Exercise brief>
Look through the data below. Show each line where the string "автор" occurs.

[Entries taken from a collection]
* * * * *

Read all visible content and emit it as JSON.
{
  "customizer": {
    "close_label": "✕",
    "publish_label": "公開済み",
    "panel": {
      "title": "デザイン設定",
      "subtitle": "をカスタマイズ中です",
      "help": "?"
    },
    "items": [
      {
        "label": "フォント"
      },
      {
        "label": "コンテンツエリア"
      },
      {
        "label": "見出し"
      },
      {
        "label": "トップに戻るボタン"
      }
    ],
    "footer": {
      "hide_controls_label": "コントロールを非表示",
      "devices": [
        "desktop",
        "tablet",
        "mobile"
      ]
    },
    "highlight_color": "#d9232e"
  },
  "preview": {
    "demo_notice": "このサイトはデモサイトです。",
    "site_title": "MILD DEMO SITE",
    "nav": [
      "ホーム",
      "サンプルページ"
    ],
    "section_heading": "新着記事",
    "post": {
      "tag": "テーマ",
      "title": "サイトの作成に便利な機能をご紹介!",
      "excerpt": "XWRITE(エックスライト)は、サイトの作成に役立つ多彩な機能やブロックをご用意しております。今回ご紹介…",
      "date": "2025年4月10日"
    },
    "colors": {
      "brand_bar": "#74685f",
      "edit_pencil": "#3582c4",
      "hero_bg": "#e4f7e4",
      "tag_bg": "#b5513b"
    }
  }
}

* * * * *

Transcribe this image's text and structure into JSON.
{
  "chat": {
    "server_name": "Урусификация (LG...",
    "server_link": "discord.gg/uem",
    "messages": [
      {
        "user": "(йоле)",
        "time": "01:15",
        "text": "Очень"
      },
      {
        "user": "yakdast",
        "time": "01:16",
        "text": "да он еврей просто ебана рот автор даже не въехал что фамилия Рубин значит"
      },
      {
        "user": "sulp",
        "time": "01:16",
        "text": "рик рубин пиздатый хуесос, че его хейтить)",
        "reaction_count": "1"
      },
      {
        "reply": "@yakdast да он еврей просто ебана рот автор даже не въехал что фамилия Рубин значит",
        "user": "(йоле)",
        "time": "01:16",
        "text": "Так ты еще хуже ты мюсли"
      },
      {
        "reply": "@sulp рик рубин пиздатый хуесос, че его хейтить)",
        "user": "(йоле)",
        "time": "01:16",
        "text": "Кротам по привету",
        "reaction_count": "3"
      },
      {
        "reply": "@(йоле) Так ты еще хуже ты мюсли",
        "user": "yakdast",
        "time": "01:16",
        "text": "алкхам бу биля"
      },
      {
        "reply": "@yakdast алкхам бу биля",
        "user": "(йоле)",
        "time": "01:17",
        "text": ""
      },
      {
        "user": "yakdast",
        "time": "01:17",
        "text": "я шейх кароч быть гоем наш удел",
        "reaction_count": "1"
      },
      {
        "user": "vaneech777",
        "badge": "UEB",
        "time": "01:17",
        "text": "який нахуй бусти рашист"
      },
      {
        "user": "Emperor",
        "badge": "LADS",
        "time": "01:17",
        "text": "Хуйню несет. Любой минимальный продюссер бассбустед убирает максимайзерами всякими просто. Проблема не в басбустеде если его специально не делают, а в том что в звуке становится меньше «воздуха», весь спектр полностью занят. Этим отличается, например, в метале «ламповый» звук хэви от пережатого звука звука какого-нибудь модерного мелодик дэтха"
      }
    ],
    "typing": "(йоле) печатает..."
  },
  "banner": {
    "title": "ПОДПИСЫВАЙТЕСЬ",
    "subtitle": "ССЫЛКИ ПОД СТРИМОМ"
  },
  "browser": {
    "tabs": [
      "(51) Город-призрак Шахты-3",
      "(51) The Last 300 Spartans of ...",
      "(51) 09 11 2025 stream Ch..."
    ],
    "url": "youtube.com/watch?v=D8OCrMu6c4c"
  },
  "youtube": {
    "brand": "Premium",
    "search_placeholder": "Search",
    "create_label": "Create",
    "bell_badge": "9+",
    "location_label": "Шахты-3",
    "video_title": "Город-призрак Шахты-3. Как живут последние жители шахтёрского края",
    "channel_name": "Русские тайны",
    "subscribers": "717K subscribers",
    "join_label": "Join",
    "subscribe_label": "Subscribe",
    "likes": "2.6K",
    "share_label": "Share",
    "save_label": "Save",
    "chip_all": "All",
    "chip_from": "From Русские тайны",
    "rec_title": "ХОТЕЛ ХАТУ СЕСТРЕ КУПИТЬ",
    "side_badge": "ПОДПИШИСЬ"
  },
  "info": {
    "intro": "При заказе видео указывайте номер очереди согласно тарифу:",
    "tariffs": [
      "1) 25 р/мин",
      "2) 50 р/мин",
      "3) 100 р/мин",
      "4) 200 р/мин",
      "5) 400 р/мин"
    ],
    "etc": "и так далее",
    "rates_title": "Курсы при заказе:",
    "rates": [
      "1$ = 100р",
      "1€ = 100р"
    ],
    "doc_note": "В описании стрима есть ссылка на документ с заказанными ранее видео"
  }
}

* * * * *

Solution below>
        "text": "да он еврей просто ебана рот автор даже не въехал что фамилия Рубин значит"
        "reply": "@yakdast да он еврей просто ебана рот автор даже не въехал что фамилия Рубин значит",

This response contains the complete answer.